— BEGIN STORED RECORDS —

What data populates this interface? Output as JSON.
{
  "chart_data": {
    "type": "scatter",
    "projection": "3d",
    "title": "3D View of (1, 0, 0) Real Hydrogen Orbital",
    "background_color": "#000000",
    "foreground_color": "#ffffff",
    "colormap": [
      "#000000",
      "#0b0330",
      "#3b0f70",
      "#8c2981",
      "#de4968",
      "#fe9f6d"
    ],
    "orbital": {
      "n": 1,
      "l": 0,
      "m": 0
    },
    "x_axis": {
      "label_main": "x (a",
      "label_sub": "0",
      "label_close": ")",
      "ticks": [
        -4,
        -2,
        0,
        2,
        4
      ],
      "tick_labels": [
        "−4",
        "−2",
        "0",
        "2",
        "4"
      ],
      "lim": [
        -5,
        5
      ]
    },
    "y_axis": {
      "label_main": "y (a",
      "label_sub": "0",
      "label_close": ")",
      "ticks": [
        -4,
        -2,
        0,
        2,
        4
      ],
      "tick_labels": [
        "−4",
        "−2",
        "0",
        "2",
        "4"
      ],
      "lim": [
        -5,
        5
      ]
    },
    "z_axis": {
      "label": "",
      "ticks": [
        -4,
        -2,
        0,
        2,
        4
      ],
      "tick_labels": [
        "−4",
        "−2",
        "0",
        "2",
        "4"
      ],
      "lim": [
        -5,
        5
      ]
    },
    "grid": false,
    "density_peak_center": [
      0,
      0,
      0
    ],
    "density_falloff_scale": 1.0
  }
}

— END STORED RECORDS —

## GOAL OF THE EXERCISE
Word for word, write out all of the data above.

## ANSWER FOR THIS EXERCISE
What data populates this interface? Output as JSON.
{
  "chart_data": {
    "type": "scatter",
    "projection": "3d",
    "title": "3D View of (1, 0, 0) Real Hydrogen Orbital",
    "background_color": "#000000",
    "foreground_color": "#ffffff",
    "colormap": [
      "#000000",
      "#0b0330",
      "#3b0f70",
      "#8c2981",
      "#de4968",
      "#fe9f6d"
    ],
    "orbital": {
      "n": 1,
      "l": 0,
      "m": 0
    },
    "x_axis": {
      "label_main": "x (a",
      "label_sub": "0",
      "label_close": ")",
      "ticks": [
        -4,
        -2,
        0,
        2,
        4
      ],
      "tick_labels": [
        "−4",
        "−2",
        "0",
        "2",
        "4"
      ],
      "lim": [
        -5,
        5
      ]
    },
    "y_axis": {
      "label_main": "y (a",
      "label_sub": "0",
      "label_close": ")",
      "ticks": [
        -4,
        -2,
        0,
        2,
        4
      ],
      "tick_labels": [
        "−4",
        "−2",
        "0",
        "2",
        "4"
      ],
      "lim": [
        -5,
        5
      ]
    },
    "z_axis": {
      "label": "",
      "ticks": [
        -4,
        -2,
        0,
        2,
        4
      ],
      "tick_labels": [
        "−4",
        "−2",
        "0",
        "2",
        "4"
      ],
      "lim": [
        -5,
        5
      ]
    },
    "grid": false,
    "density_peak_center": [
      0,
      0,
      0
    ],
    "density_falloff_scale": 1.0
  }
}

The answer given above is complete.